Information provided –
______
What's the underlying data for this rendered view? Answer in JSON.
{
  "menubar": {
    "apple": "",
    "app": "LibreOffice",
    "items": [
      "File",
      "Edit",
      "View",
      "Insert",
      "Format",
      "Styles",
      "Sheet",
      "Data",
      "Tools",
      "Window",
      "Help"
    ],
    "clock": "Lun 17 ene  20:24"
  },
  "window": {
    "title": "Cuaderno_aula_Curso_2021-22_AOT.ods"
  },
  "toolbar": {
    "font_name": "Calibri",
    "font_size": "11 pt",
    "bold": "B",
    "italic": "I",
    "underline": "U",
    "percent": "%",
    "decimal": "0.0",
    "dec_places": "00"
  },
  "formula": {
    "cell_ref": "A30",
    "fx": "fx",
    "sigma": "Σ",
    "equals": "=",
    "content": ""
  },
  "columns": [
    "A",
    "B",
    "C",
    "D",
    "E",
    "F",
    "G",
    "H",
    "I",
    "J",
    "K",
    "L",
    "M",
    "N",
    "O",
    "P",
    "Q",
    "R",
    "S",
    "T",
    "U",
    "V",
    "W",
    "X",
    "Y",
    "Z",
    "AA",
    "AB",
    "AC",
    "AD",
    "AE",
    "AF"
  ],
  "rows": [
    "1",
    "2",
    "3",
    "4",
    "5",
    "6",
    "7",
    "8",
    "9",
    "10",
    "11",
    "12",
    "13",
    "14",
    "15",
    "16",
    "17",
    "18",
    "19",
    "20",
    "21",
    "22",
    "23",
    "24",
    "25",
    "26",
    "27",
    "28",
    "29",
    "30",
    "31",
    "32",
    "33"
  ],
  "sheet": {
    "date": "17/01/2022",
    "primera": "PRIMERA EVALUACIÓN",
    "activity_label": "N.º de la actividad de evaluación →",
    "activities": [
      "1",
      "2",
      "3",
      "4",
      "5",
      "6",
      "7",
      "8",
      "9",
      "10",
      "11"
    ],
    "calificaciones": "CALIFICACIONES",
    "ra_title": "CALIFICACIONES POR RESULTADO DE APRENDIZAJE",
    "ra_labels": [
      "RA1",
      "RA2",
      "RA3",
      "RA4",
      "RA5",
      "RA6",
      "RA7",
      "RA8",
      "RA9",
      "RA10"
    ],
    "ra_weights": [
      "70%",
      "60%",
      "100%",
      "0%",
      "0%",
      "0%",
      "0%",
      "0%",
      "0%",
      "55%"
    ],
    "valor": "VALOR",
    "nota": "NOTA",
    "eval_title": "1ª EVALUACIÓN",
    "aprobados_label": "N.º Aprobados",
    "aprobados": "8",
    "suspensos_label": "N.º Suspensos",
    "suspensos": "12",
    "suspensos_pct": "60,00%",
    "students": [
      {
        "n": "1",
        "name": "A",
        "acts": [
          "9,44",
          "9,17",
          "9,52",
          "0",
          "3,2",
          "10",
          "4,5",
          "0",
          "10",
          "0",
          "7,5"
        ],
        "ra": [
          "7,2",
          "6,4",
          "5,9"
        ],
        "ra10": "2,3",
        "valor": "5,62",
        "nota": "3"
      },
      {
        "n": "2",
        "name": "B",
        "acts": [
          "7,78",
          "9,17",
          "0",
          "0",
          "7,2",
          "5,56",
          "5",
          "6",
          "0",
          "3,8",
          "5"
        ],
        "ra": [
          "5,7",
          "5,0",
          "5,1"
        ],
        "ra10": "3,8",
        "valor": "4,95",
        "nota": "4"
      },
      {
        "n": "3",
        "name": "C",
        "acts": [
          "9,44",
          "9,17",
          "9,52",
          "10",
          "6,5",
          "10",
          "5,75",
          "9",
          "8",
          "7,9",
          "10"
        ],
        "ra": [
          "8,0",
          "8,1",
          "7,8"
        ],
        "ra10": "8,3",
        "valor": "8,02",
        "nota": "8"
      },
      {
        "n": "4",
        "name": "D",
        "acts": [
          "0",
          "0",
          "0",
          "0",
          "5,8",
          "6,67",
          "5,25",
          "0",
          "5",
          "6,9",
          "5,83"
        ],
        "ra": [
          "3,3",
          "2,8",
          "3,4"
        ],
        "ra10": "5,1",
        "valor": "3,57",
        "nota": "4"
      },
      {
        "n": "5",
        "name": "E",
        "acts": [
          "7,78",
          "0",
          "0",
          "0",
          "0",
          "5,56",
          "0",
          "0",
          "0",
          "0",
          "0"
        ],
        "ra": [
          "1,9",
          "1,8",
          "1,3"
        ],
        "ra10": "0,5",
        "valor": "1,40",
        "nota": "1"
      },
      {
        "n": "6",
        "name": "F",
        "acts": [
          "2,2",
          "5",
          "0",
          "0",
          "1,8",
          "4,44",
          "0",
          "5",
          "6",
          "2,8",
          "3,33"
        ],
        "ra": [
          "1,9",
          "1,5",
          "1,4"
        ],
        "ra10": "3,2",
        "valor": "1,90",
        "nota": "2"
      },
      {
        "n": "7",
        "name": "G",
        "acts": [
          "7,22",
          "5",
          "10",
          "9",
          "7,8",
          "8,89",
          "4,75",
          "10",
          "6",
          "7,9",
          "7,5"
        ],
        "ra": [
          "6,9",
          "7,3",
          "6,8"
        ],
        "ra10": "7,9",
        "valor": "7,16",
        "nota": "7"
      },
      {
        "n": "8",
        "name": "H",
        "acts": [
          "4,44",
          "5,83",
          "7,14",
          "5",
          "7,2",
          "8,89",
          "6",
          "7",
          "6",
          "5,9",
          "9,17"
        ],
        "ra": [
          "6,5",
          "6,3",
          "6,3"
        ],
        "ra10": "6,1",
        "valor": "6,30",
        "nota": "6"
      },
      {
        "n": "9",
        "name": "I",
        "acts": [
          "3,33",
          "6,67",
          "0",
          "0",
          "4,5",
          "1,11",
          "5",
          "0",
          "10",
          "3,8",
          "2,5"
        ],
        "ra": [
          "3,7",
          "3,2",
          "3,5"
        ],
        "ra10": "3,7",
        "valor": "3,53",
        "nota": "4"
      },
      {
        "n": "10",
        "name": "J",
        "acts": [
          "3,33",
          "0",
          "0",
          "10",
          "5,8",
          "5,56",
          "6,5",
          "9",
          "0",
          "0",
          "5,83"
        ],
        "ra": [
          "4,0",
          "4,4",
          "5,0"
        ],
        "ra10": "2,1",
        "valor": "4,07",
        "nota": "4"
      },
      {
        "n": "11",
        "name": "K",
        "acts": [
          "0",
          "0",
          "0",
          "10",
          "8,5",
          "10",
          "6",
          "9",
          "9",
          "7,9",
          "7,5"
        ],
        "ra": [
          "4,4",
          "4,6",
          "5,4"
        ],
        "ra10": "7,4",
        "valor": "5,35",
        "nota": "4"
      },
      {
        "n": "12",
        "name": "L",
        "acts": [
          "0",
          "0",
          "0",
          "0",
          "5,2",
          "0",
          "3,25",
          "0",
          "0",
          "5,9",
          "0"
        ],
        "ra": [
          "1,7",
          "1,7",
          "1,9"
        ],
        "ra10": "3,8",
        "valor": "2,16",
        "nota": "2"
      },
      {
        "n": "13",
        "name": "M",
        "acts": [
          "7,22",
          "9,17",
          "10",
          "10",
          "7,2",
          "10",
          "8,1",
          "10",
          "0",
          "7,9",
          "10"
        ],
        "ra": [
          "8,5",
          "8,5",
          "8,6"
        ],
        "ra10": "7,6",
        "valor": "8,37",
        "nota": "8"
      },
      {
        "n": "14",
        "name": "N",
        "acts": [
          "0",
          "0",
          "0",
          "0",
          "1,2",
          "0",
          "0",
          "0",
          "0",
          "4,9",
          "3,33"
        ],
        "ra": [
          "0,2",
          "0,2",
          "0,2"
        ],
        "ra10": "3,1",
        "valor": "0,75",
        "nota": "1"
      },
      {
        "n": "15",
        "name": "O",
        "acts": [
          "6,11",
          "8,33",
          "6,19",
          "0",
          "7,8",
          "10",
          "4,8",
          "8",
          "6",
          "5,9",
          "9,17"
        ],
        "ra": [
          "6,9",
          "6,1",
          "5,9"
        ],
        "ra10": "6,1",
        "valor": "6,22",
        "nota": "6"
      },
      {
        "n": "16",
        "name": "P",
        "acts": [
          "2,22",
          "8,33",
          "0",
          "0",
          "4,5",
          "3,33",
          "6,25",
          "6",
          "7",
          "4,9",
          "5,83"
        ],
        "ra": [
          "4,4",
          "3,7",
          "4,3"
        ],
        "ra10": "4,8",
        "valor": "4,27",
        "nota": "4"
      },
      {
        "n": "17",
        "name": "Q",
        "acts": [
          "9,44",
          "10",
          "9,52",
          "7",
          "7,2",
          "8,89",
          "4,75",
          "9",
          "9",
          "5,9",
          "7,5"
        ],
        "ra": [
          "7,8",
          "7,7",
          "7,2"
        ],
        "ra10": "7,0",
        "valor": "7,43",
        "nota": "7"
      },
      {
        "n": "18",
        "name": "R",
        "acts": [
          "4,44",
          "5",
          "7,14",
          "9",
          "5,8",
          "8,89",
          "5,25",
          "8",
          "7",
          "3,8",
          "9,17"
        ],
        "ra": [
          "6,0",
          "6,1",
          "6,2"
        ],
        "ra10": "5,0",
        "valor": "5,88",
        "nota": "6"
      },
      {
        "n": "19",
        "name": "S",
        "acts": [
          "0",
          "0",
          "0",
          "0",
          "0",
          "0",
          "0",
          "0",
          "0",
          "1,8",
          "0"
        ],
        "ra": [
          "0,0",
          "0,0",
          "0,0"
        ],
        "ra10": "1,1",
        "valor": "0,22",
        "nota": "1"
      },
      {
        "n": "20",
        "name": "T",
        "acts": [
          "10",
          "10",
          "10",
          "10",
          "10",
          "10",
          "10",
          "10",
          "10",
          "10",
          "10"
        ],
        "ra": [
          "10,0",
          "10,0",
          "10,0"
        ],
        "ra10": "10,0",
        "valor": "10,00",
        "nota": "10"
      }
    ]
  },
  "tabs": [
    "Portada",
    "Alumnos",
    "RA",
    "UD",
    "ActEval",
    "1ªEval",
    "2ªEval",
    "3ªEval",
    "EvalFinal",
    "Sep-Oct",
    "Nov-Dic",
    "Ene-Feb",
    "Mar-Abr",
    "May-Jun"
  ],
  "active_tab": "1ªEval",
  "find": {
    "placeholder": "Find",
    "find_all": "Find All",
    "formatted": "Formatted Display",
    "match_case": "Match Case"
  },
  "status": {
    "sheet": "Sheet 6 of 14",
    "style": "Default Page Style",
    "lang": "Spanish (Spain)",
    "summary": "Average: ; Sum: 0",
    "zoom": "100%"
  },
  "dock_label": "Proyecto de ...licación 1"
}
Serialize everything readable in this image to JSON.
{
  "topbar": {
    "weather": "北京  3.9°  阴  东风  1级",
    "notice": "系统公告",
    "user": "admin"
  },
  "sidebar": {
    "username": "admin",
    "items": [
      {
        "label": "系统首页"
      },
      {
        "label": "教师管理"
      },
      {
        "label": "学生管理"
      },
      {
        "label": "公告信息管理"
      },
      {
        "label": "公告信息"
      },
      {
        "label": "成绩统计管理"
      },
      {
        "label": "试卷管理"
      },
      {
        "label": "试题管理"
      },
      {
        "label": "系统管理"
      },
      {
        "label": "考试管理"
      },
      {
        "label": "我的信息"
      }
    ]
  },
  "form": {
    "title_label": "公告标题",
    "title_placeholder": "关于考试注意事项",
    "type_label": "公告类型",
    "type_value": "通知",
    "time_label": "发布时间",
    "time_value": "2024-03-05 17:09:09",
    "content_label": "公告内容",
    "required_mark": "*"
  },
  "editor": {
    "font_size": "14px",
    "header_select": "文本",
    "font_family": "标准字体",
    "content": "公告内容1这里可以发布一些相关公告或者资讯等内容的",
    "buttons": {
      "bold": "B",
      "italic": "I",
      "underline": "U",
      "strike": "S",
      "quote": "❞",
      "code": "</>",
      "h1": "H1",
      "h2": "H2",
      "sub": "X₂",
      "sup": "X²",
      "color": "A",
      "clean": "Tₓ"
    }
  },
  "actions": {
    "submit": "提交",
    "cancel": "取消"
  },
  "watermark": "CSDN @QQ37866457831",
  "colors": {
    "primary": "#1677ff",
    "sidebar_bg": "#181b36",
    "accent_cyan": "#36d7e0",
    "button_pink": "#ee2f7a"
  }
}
______
Brief –
Find each line holding the word "this" and copy it.

Task solution –
What's the underlying data for this rendered view? Answer in JSON.
Serialize everything readable in this image to JSON.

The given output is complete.